- **Records for this task**
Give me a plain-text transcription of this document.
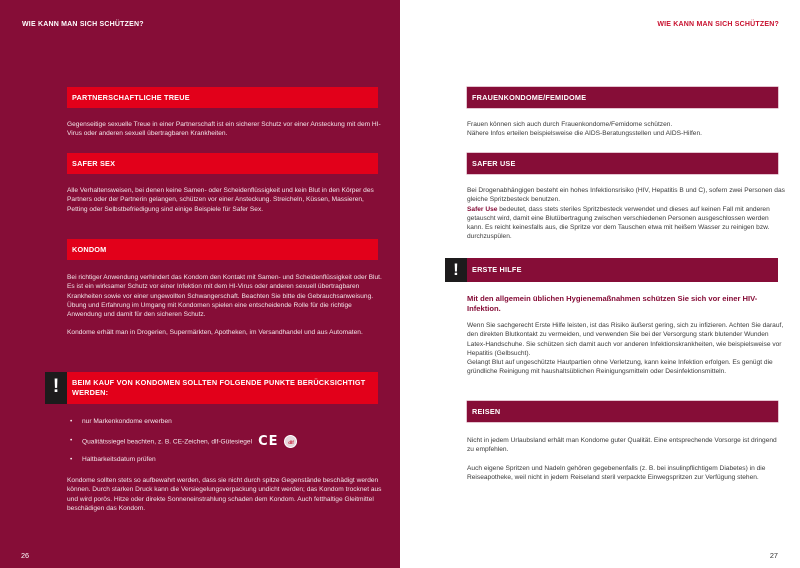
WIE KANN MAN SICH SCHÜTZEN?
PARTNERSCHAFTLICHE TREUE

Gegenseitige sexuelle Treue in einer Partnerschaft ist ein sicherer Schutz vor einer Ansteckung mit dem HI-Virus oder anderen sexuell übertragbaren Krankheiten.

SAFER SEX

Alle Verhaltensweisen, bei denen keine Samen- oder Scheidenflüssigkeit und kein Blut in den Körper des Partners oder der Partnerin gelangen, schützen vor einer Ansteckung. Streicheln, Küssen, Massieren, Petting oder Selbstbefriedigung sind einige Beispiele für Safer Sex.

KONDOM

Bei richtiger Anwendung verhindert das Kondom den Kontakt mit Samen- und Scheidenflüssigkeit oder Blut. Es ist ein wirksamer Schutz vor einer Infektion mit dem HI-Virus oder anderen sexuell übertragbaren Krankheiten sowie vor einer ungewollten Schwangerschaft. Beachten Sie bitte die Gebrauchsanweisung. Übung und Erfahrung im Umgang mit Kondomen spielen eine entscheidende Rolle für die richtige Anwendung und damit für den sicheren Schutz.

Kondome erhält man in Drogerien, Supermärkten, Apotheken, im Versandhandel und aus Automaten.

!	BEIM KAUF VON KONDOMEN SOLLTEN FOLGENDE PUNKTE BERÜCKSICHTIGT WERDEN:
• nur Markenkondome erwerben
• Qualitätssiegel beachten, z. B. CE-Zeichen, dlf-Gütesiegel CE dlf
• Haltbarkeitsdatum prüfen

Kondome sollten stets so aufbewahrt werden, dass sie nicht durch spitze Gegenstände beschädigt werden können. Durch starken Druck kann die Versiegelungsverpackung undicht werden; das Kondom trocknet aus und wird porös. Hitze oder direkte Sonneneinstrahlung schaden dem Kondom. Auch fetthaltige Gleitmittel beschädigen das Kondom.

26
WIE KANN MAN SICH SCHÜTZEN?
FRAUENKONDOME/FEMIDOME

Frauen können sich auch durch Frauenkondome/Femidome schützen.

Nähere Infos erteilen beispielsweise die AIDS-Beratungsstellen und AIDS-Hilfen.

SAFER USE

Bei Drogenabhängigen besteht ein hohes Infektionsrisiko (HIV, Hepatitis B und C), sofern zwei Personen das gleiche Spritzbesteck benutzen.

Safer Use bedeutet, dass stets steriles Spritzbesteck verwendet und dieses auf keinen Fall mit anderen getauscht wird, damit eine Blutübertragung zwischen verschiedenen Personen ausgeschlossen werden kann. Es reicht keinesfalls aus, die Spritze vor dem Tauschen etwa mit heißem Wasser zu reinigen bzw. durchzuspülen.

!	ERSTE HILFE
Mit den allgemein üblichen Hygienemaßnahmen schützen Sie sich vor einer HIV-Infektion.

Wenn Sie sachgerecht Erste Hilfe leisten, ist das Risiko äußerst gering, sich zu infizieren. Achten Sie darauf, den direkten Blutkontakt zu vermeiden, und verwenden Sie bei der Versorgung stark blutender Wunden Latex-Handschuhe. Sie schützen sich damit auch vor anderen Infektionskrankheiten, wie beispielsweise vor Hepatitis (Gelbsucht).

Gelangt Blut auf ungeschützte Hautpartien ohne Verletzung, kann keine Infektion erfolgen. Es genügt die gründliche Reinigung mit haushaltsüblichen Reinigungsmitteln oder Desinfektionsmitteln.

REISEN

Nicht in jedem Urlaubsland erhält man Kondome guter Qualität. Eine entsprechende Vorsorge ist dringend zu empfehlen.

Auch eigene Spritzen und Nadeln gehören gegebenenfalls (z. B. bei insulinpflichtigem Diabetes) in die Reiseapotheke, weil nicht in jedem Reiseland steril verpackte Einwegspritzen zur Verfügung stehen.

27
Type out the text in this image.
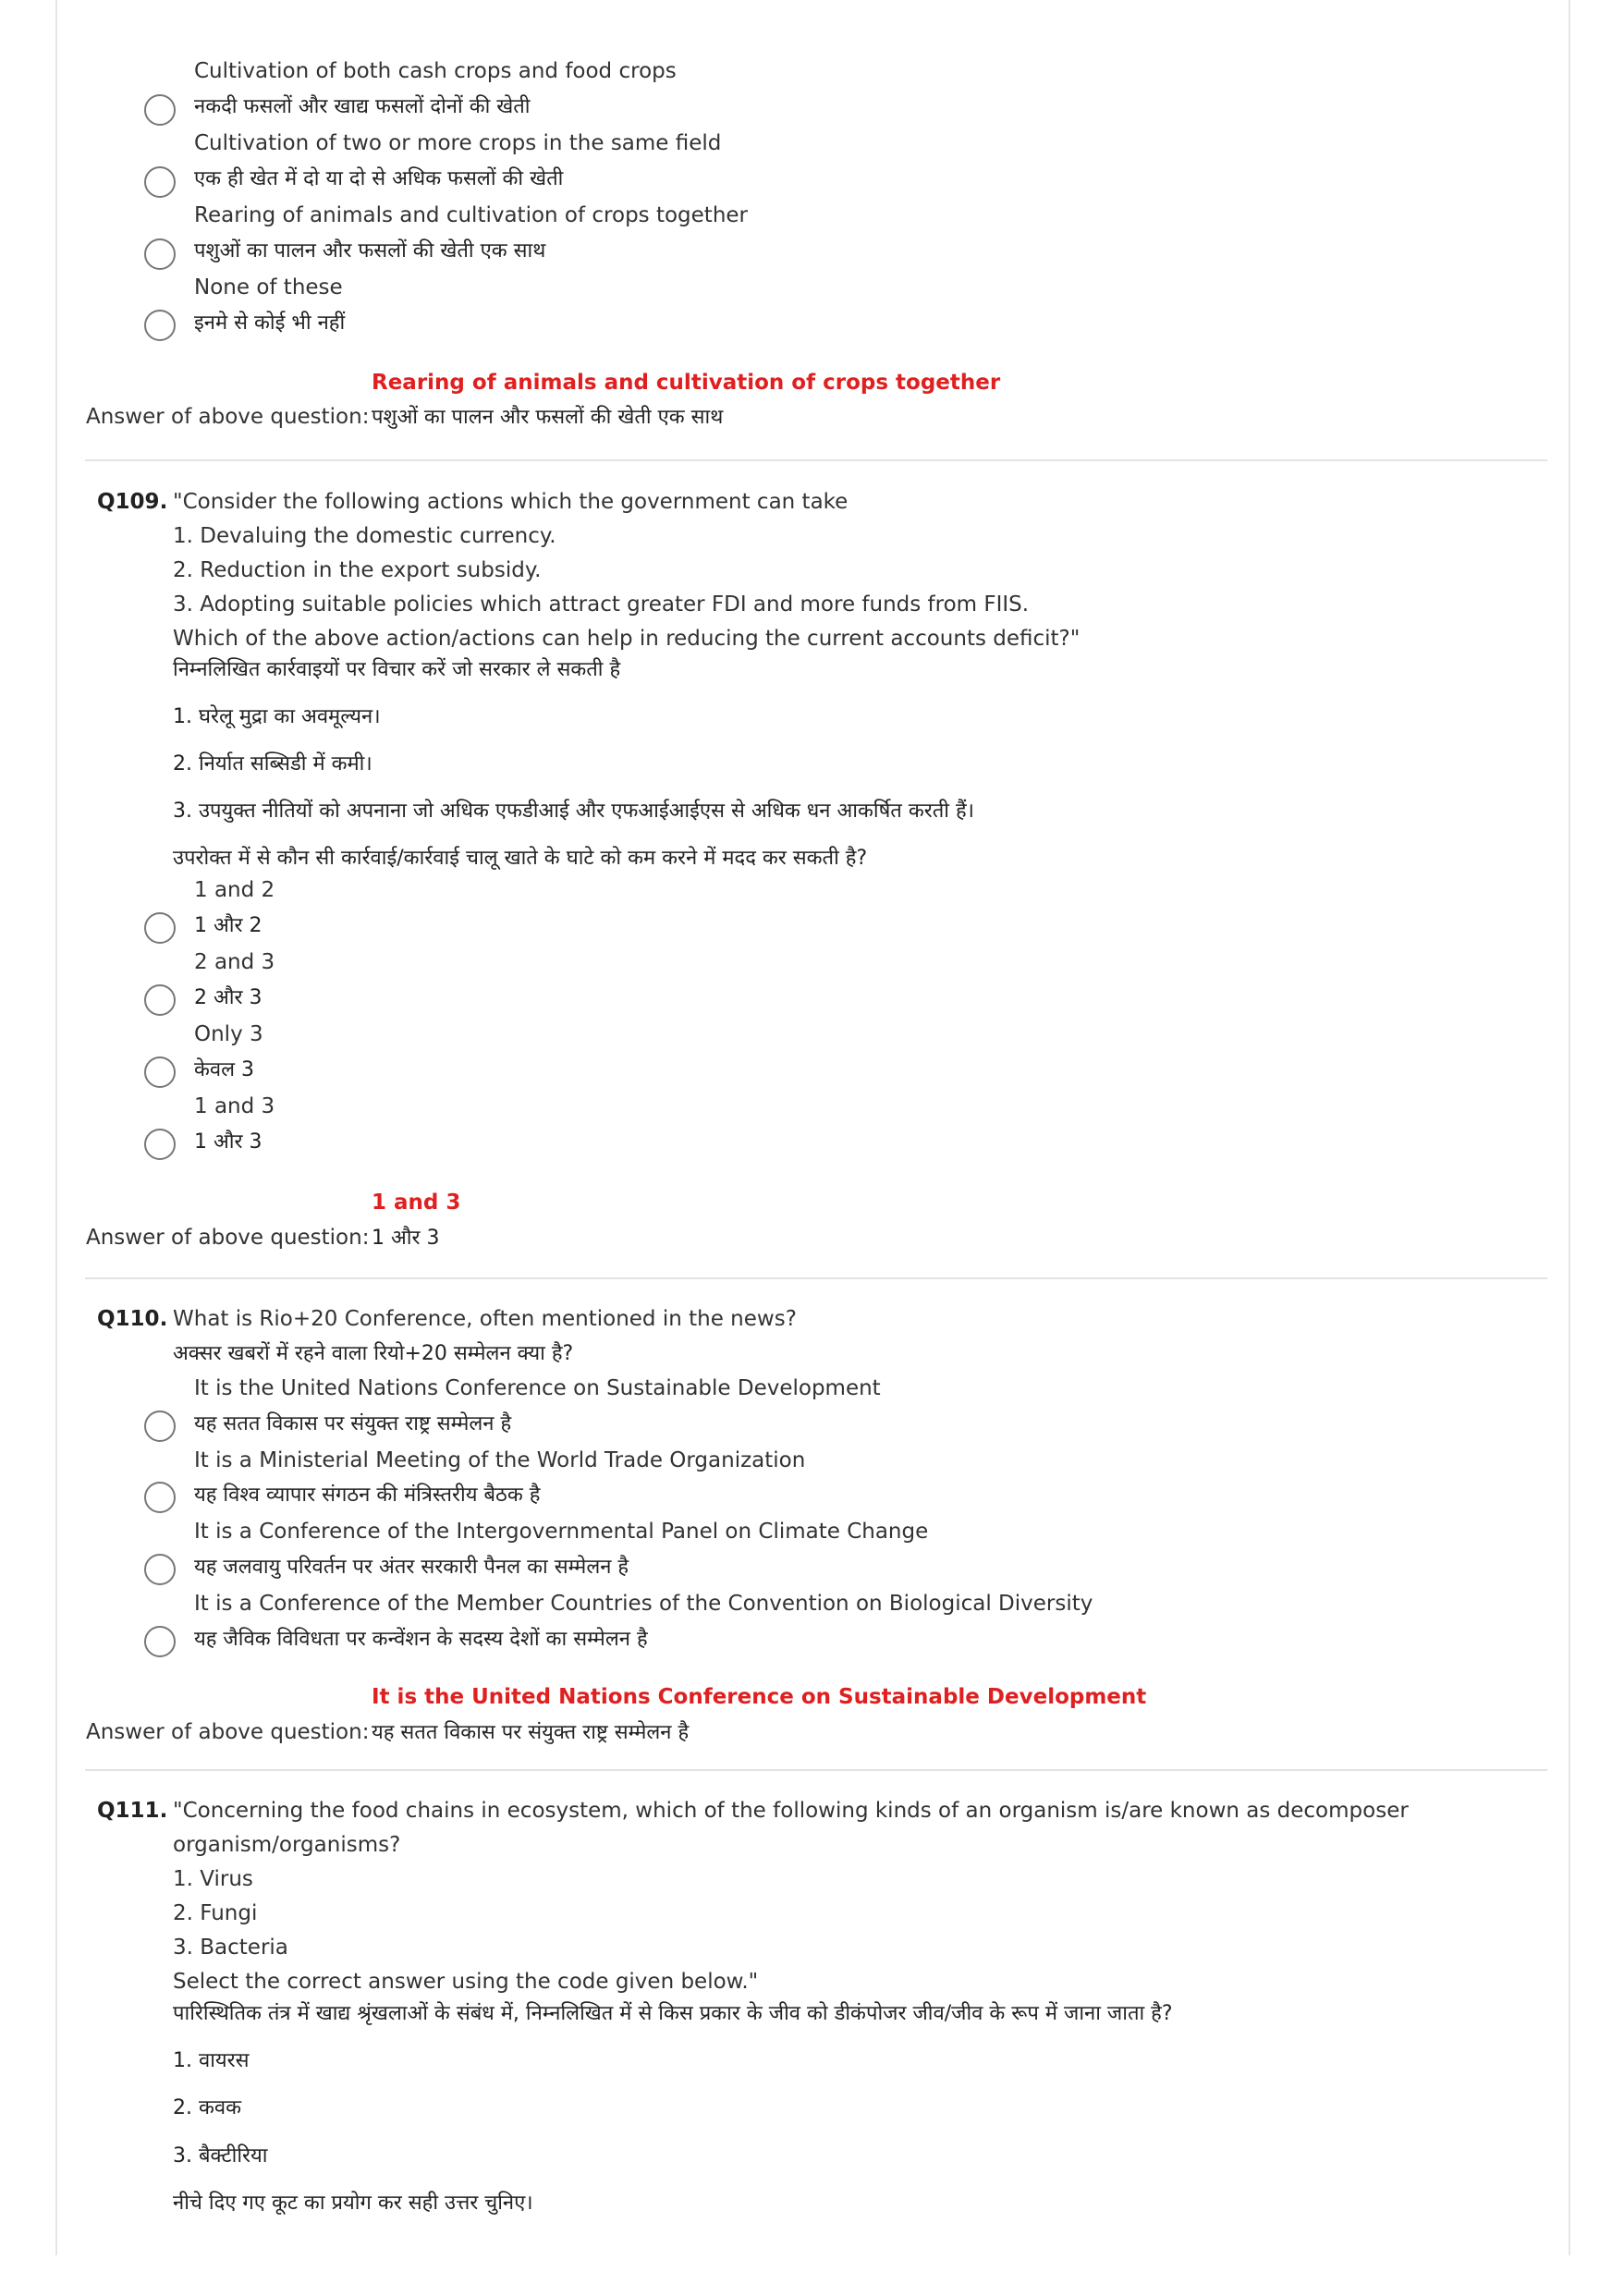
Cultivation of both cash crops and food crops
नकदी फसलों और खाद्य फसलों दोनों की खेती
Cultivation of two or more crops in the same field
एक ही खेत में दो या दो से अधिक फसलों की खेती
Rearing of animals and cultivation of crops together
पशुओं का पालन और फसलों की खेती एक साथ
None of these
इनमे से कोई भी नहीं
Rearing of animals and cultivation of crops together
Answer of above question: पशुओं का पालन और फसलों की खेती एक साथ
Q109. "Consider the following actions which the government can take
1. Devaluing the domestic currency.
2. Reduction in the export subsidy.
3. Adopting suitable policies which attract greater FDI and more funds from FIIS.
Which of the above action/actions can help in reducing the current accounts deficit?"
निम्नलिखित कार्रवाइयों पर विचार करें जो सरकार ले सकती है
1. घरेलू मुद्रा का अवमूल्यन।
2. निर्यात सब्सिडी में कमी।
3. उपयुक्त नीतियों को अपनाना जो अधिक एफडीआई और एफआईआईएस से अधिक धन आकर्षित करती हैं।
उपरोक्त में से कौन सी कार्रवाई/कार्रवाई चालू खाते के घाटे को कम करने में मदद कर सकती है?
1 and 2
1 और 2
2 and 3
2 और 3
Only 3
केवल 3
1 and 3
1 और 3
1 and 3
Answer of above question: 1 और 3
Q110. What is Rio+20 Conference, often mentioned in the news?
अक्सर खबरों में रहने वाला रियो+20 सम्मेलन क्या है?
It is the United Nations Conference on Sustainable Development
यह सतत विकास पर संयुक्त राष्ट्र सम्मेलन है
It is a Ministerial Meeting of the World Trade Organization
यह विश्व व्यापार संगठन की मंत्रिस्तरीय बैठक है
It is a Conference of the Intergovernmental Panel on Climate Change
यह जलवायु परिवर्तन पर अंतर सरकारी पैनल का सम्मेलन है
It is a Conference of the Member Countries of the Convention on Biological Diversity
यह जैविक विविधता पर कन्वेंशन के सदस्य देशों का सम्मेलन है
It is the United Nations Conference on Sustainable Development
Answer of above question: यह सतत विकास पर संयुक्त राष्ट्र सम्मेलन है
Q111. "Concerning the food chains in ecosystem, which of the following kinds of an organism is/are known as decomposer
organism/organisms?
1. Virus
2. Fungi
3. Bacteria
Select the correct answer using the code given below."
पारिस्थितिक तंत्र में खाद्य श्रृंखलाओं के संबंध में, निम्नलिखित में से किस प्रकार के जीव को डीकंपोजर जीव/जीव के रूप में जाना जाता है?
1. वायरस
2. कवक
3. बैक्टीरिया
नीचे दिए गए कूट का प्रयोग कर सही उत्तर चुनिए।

- **What is needed**
Scan the material above for lines holding "Conference" and copy each of them.

- **Your response**
Q110. What is Rio+20 Conference, often mentioned in the news?
It is the United Nations Conference on Sustainable Development
It is a Conference of the Intergovernmental Panel on Climate Change
It is a Conference of the Member Countries of the Convention on Biological Diversity
It is the United Nations Conference on Sustainable Development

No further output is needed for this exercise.